==== Recorded data

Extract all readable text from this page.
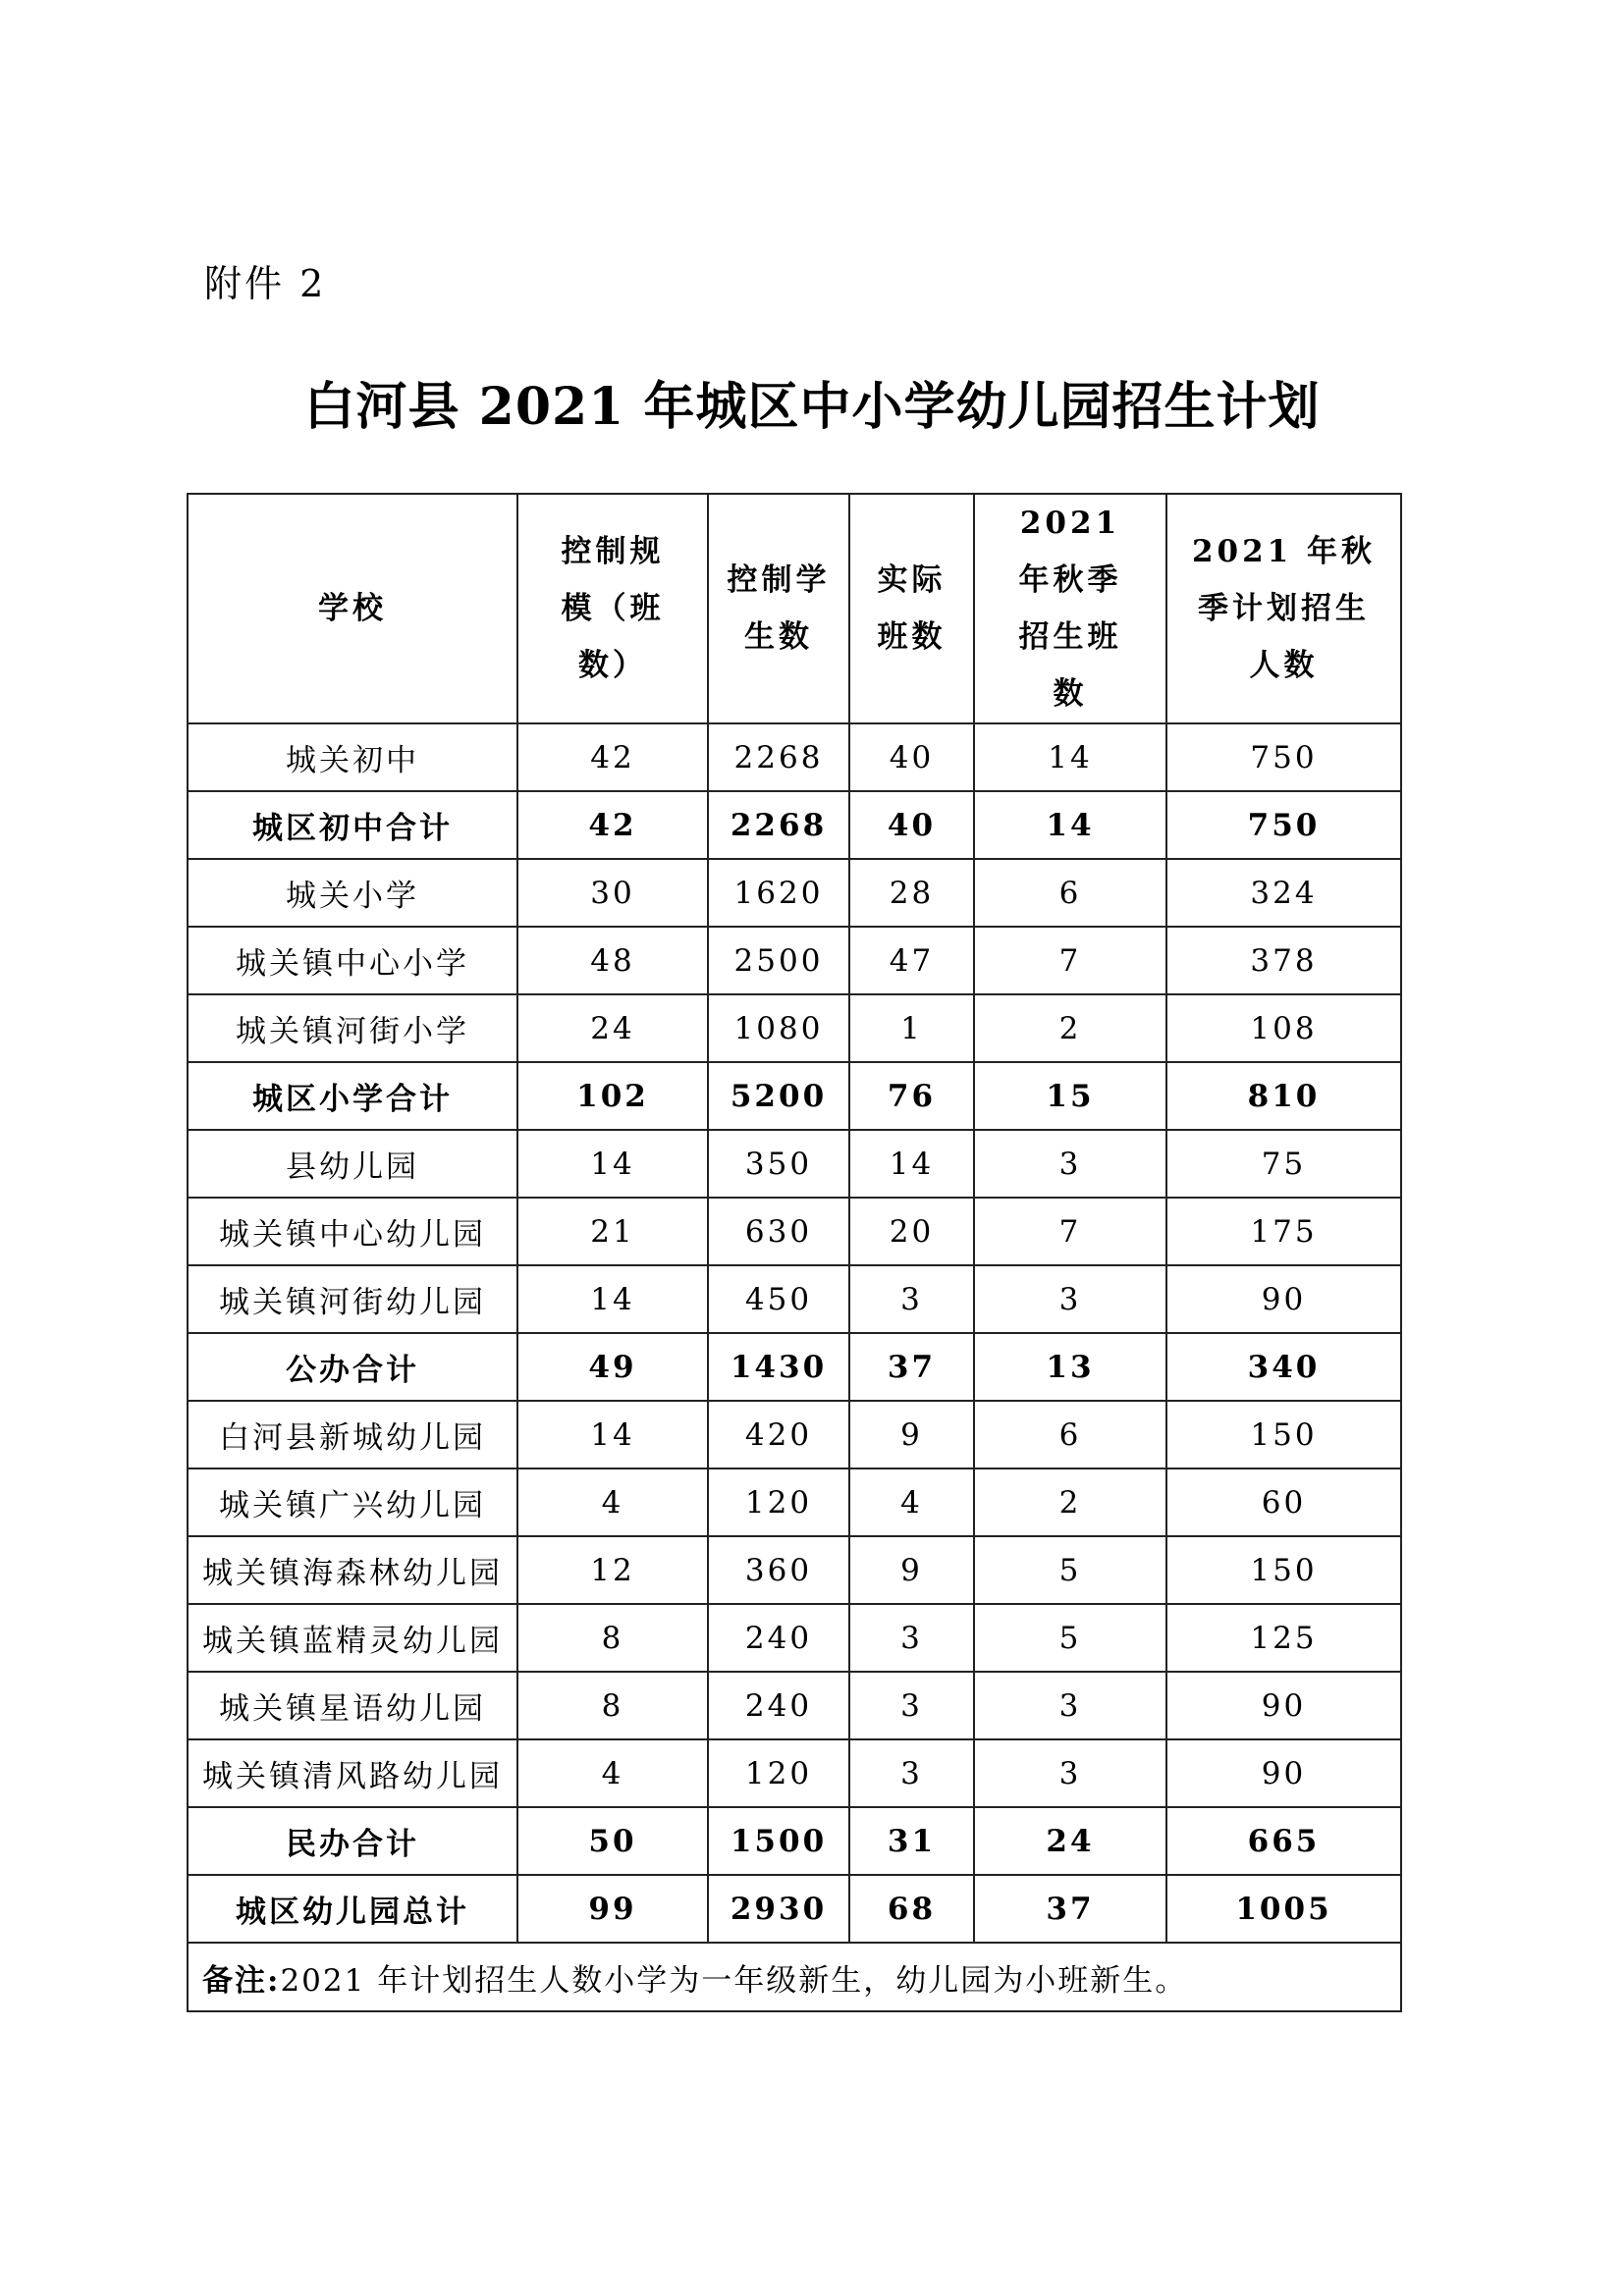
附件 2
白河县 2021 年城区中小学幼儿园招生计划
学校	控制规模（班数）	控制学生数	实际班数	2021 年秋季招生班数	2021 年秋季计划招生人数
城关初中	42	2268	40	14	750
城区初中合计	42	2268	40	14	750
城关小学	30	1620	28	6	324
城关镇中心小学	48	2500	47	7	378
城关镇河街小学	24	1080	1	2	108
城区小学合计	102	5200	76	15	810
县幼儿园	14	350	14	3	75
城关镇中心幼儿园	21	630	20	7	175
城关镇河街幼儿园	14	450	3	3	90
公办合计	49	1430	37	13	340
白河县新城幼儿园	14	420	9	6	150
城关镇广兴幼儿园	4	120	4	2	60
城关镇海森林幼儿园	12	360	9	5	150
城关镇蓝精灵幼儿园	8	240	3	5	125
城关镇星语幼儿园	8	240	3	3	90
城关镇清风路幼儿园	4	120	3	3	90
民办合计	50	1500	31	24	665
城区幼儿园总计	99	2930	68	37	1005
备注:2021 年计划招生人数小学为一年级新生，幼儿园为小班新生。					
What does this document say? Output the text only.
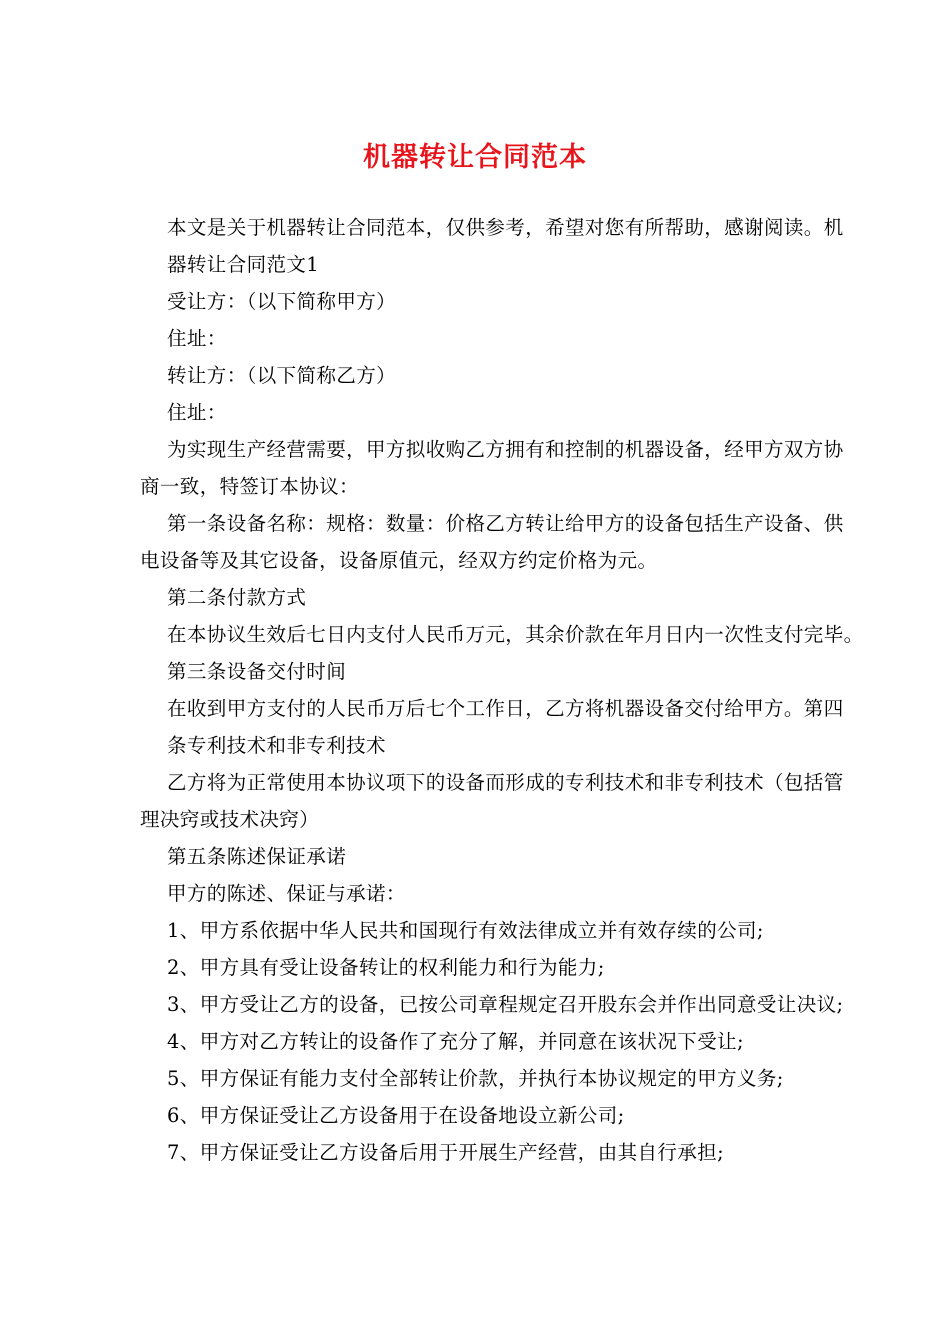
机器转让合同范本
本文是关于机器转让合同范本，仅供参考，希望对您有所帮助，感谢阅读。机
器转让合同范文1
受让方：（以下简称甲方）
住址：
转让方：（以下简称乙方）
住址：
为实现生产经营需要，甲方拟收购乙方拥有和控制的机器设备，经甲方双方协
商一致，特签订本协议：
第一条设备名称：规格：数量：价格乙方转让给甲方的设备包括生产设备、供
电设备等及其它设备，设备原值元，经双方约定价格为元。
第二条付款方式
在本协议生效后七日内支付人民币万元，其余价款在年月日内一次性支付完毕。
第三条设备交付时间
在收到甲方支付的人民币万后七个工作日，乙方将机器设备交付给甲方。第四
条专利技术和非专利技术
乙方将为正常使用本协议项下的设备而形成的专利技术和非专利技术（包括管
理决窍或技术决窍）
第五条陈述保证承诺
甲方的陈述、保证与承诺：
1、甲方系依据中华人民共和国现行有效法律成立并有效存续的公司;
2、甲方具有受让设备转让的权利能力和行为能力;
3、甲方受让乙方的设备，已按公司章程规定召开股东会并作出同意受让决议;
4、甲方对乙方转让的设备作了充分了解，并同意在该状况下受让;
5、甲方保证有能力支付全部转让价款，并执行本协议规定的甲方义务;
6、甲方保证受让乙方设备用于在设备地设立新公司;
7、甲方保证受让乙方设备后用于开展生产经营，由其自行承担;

========

» Your instructions
Beginning at the line with "What does this" and ending at the last line of the listing above, retype each line exactly, including those two lines. Leave the pictures out.

» Finished answer
What does this document say? Output the text only.
机器转让合同范本
本文是关于机器转让合同范本，仅供参考，希望对您有所帮助，感谢阅读。机
器转让合同范文1
受让方：（以下简称甲方）
住址：
转让方：（以下简称乙方）
住址：
为实现生产经营需要，甲方拟收购乙方拥有和控制的机器设备，经甲方双方协
商一致，特签订本协议：
第一条设备名称：规格：数量：价格乙方转让给甲方的设备包括生产设备、供
电设备等及其它设备，设备原值元，经双方约定价格为元。
第二条付款方式
在本协议生效后七日内支付人民币万元，其余价款在年月日内一次性支付完毕。
第三条设备交付时间
在收到甲方支付的人民币万后七个工作日，乙方将机器设备交付给甲方。第四
条专利技术和非专利技术
乙方将为正常使用本协议项下的设备而形成的专利技术和非专利技术（包括管
理决窍或技术决窍）
第五条陈述保证承诺
甲方的陈述、保证与承诺：
1、甲方系依据中华人民共和国现行有效法律成立并有效存续的公司;
2、甲方具有受让设备转让的权利能力和行为能力;
3、甲方受让乙方的设备，已按公司章程规定召开股东会并作出同意受让决议;
4、甲方对乙方转让的设备作了充分了解，并同意在该状况下受让;
5、甲方保证有能力支付全部转让价款，并执行本协议规定的甲方义务;
6、甲方保证受让乙方设备用于在设备地设立新公司;
7、甲方保证受让乙方设备后用于开展生产经营，由其自行承担;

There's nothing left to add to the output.